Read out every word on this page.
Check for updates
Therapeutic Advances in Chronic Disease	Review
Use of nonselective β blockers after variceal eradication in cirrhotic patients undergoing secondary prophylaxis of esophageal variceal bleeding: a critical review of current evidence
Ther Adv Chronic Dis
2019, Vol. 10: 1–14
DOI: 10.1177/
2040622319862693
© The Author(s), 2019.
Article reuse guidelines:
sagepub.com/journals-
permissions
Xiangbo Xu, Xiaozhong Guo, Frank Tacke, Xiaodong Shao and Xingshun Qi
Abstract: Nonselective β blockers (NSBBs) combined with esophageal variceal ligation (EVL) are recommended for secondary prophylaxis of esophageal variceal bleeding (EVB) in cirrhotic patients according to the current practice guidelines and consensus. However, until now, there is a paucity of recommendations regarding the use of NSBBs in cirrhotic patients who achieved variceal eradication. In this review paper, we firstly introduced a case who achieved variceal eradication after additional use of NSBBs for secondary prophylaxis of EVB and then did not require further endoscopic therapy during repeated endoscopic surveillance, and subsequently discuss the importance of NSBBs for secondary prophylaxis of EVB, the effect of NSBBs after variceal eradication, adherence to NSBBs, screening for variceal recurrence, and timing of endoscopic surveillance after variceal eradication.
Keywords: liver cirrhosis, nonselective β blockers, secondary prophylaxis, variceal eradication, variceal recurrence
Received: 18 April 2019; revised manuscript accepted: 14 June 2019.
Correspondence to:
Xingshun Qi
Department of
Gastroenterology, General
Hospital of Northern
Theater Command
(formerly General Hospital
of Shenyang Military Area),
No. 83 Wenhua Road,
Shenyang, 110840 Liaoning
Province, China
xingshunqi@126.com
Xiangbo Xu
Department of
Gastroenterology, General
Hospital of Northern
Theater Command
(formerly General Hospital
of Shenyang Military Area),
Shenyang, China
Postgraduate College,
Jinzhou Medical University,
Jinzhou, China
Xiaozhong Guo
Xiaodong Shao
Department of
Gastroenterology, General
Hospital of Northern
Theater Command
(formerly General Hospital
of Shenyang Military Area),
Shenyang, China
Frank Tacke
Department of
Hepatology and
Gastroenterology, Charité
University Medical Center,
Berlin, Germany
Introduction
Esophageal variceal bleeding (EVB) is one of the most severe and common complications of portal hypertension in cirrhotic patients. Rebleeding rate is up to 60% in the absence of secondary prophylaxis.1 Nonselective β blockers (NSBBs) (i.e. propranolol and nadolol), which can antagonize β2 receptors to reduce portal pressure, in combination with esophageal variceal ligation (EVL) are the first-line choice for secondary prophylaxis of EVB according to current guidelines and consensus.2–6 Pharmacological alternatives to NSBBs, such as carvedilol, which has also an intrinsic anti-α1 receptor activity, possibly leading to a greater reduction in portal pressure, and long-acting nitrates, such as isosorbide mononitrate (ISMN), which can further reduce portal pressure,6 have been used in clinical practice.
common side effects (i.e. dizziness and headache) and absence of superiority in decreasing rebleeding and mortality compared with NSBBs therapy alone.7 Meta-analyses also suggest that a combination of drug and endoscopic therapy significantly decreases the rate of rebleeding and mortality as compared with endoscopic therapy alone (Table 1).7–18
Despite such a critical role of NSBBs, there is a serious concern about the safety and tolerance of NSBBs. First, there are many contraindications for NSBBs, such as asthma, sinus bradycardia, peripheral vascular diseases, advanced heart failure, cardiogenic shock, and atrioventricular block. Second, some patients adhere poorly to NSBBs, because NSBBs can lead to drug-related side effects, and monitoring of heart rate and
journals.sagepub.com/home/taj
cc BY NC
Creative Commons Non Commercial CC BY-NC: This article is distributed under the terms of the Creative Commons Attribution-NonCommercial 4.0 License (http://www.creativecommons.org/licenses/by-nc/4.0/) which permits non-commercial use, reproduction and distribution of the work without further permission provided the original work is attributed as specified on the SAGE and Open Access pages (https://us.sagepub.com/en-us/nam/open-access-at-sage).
______________________________
▶ _Task to carry out_:
In the listing, how many lines hold "which"? Answer with a bare number.

▶ _Your response_:
2